■ WHAT IS REQUIRED:
Write out the whole listing, matching it exactly.

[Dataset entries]
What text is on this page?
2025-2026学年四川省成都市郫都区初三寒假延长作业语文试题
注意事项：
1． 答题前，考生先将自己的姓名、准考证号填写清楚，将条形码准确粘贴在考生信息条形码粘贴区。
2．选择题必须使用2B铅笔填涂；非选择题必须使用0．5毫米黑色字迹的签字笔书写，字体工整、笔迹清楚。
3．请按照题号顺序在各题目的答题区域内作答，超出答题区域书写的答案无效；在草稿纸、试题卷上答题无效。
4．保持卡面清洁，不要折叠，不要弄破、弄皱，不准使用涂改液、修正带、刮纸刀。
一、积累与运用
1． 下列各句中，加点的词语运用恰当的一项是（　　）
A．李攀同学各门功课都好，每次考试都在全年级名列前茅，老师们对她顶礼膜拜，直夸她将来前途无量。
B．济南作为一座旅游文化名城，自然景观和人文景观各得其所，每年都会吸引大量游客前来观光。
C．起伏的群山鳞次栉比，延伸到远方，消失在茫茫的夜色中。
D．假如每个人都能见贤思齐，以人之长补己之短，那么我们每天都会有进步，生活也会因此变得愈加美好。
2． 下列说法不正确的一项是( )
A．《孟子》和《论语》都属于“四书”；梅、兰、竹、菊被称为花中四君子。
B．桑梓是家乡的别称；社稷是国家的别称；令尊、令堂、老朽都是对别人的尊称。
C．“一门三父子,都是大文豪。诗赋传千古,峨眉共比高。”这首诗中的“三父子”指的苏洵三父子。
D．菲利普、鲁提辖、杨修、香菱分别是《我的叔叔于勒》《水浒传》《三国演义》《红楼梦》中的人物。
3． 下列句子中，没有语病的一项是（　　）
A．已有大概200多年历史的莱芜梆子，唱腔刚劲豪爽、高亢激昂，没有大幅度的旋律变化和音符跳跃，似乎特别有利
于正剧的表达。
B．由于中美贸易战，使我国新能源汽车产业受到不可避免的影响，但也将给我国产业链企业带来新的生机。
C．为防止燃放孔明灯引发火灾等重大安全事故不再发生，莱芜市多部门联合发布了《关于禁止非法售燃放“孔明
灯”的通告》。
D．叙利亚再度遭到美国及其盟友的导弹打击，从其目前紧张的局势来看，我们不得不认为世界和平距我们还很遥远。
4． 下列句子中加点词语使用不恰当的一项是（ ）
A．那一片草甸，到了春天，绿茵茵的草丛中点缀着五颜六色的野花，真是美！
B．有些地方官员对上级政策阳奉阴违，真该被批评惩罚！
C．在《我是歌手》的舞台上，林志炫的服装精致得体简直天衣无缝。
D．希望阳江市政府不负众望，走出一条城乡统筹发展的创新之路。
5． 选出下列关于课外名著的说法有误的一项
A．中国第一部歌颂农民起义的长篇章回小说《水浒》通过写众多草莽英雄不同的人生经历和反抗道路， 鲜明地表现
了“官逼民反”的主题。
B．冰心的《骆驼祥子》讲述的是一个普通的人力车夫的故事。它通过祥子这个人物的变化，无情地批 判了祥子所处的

■ TASK RESULT:
What text is on this page?
2025-2026学年四川省成都市郫都区初三寒假延长作业语文试题
注意事项：
1． 答题前，考生先将自己的姓名、准考证号填写清楚，将条形码准确粘贴在考生信息条形码粘贴区。
2．选择题必须使用2B铅笔填涂；非选择题必须使用0．5毫米黑色字迹的签字笔书写，字体工整、笔迹清楚。
3．请按照题号顺序在各题目的答题区域内作答，超出答题区域书写的答案无效；在草稿纸、试题卷上答题无效。
4．保持卡面清洁，不要折叠，不要弄破、弄皱，不准使用涂改液、修正带、刮纸刀。
一、积累与运用
1． 下列各句中，加点的词语运用恰当的一项是（　　）
A．李攀同学各门功课都好，每次考试都在全年级名列前茅，老师们对她顶礼膜拜，直夸她将来前途无量。
B．济南作为一座旅游文化名城，自然景观和人文景观各得其所，每年都会吸引大量游客前来观光。
C．起伏的群山鳞次栉比，延伸到远方，消失在茫茫的夜色中。
D．假如每个人都能见贤思齐，以人之长补己之短，那么我们每天都会有进步，生活也会因此变得愈加美好。
2． 下列说法不正确的一项是( )
A．《孟子》和《论语》都属于“四书”；梅、兰、竹、菊被称为花中四君子。
B．桑梓是家乡的别称；社稷是国家的别称；令尊、令堂、老朽都是对别人的尊称。
C．“一门三父子,都是大文豪。诗赋传千古,峨眉共比高。”这首诗中的“三父子”指的苏洵三父子。
D．菲利普、鲁提辖、杨修、香菱分别是《我的叔叔于勒》《水浒传》《三国演义》《红楼梦》中的人物。
3． 下列句子中，没有语病的一项是（　　）
A．已有大概200多年历史的莱芜梆子，唱腔刚劲豪爽、高亢激昂，没有大幅度的旋律变化和音符跳跃，似乎特别有利
于正剧的表达。
B．由于中美贸易战，使我国新能源汽车产业受到不可避免的影响，但也将给我国产业链企业带来新的生机。
C．为防止燃放孔明灯引发火灾等重大安全事故不再发生，莱芜市多部门联合发布了《关于禁止非法售燃放“孔明
灯”的通告》。
D．叙利亚再度遭到美国及其盟友的导弹打击，从其目前紧张的局势来看，我们不得不认为世界和平距我们还很遥远。
4． 下列句子中加点词语使用不恰当的一项是（ ）
A．那一片草甸，到了春天，绿茵茵的草丛中点缀着五颜六色的野花，真是美！
B．有些地方官员对上级政策阳奉阴违，真该被批评惩罚！
C．在《我是歌手》的舞台上，林志炫的服装精致得体简直天衣无缝。
D．希望阳江市政府不负众望，走出一条城乡统筹发展的创新之路。
5． 选出下列关于课外名著的说法有误的一项
A．中国第一部歌颂农民起义的长篇章回小说《水浒》通过写众多草莽英雄不同的人生经历和反抗道路， 鲜明地表现
了“官逼民反”的主题。
B．冰心的《骆驼祥子》讲述的是一个普通的人力车夫的故事。它通过祥子这个人物的变化，无情地批 判了祥子所处的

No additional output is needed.